▸ **TASK DESCRIPTION**
Find the lines holding "https" and copy them.

▸ **Collected data entries**

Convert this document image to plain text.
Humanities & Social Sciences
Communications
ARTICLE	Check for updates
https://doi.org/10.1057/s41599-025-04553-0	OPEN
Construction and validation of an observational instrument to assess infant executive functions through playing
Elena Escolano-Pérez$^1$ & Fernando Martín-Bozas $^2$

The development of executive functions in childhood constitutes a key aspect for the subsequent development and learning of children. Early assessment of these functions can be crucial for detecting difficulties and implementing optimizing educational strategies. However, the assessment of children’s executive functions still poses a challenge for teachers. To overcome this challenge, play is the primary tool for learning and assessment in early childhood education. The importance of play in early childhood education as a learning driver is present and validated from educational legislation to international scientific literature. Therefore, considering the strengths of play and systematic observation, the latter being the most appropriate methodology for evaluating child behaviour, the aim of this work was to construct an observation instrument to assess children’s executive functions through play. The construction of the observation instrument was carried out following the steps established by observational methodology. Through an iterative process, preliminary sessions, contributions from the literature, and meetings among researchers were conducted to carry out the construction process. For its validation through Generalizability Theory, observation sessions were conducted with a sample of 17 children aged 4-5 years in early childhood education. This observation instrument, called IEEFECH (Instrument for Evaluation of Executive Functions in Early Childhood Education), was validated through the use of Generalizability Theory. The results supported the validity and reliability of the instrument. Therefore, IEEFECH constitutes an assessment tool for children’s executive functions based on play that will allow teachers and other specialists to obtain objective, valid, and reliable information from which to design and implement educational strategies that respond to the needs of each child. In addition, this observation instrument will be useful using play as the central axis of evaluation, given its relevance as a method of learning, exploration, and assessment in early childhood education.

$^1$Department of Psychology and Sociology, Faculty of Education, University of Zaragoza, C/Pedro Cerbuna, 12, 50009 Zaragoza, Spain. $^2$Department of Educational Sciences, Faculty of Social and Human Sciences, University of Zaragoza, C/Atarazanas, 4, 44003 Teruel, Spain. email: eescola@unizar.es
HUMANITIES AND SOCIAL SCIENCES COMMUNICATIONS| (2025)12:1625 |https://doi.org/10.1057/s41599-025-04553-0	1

▸ **EXPECTED ANSWER**
https://doi.org/10.1057/s41599-025-04553-0	OPEN
HUMANITIES AND SOCIAL SCIENCES COMMUNICATIONS| (2025)12:1625 |https://doi.org/10.1057/s41599-025-04553-0	1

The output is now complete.